> **The problem**: Copy out every line that contains "下列叙述错误的是".

>> start Dataset content

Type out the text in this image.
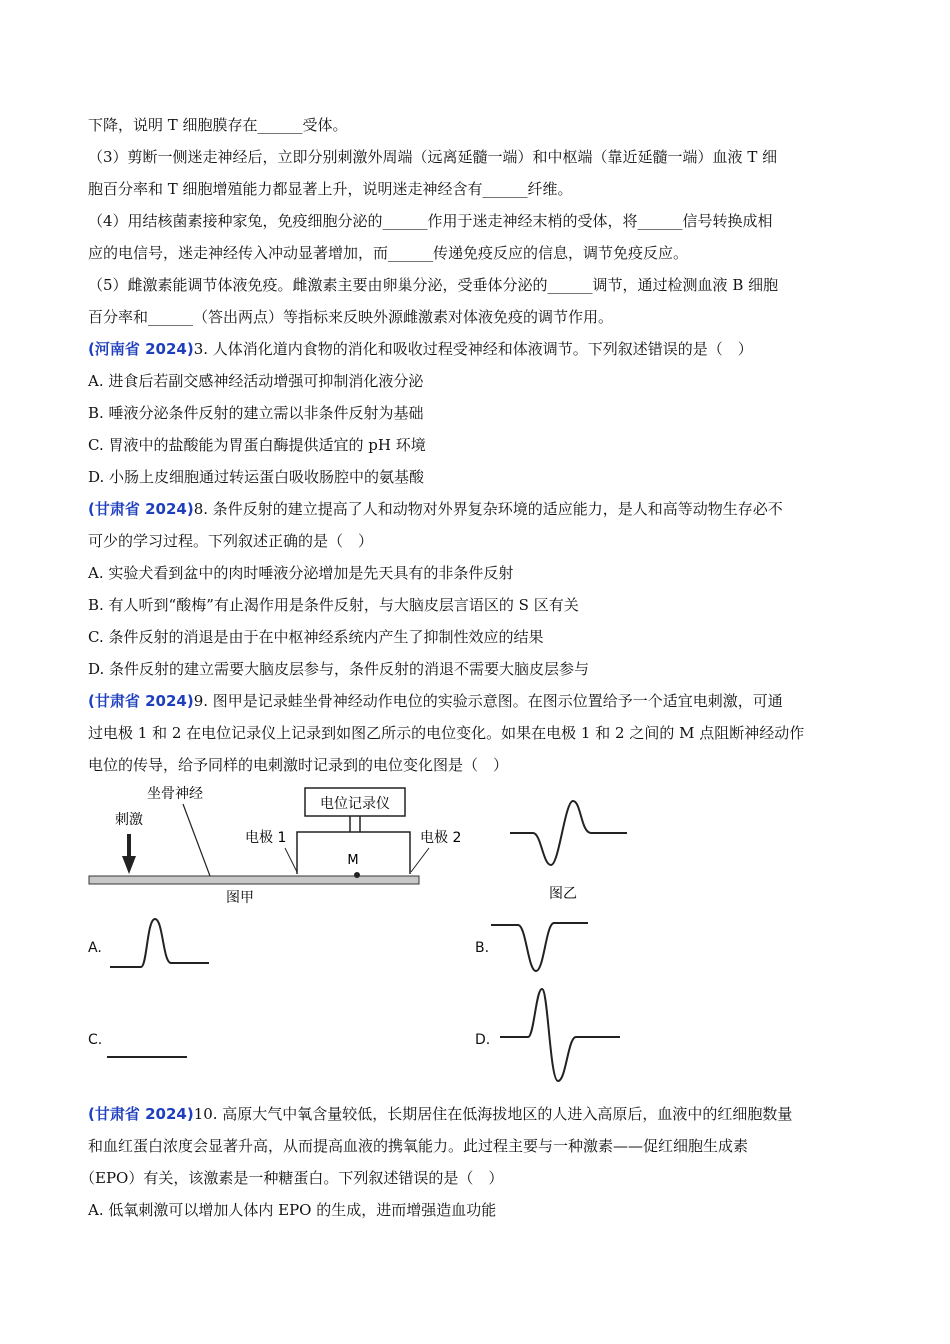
下降，说明 T 细胞膜存在______受体。
（3）剪断一侧迷走神经后，立即分别刺激外周端（远离延髓一端）和中枢端（靠近延髓一端）血液 T 细
胞百分率和 T 细胞增殖能力都显著上升，说明迷走神经含有______纤维。
（4）用结核菌素接种家兔，免疫细胞分泌的______作用于迷走神经末梢的受体，将______信号转换成相
应的电信号，迷走神经传入冲动显著增加，而______传递免疫反应的信息，调节免疫反应。
（5）雌激素能调节体液免疫。雌激素主要由卵巢分泌，受垂体分泌的______调节，通过检测血液 B 细胞
百分率和______（答出两点）等指标来反映外源雌激素对体液免疫的调节作用。
(河南省 2024)3. 人体消化道内食物的消化和吸收过程受神经和体液调节。下列叙述错误的是（　）
A. 进食后若副交感神经活动增强可抑制消化液分泌
B. 唾液分泌条件反射的建立需以非条件反射为基础
C. 胃液中的盐酸能为胃蛋白酶提供适宜的 pH 环境
D. 小肠上皮细胞通过转运蛋白吸收肠腔中的氨基酸
(甘肃省 2024)8. 条件反射的建立提高了人和动物对外界复杂环境的适应能力，是人和高等动物生存必不
可少的学习过程。下列叙述正确的是（　）
A. 实验犬看到盆中的肉时唾液分泌增加是先天具有的非条件反射
B. 有人听到“酸梅”有止渴作用是条件反射，与大脑皮层言语区的 S 区有关
C. 条件反射的消退是由于在中枢神经系统内产生了抑制性效应的结果
D. 条件反射的建立需要大脑皮层参与，条件反射的消退不需要大脑皮层参与
(甘肃省 2024)9. 图甲是记录蛙坐骨神经动作电位的实验示意图。在图示位置给予一个适宜电刺激，可通
过电极 1 和 2 在电位记录仪上记录到如图乙所示的电位变化。如果在电极 1 和 2 之间的 M 点阻断神经动作
电位的传导，给予同样的电刺激时记录到的电位变化图是（　）
坐骨神经
刺激
电位记录仪
电极 1	电极 2
M
图甲	图乙
A.	B.
C.	D.
(甘肃省 2024)10. 高原大气中氧含量较低，长期居住在低海拔地区的人进入高原后，血液中的红细胞数量
和血红蛋白浓度会显著升高，从而提高血液的携氧能力。此过程主要与一种激素——促红细胞生成素
（EPO）有关，该激素是一种糖蛋白。下列叙述错误的是（　）
A. 低氧刺激可以增加人体内 EPO 的生成，进而增强造血功能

>> end Dataset content

> **Result below**:
(河南省 2024)3. 人体消化道内食物的消化和吸收过程受神经和体液调节。下列叙述错误的是（　）
（EPO）有关，该激素是一种糖蛋白。下列叙述错误的是（　）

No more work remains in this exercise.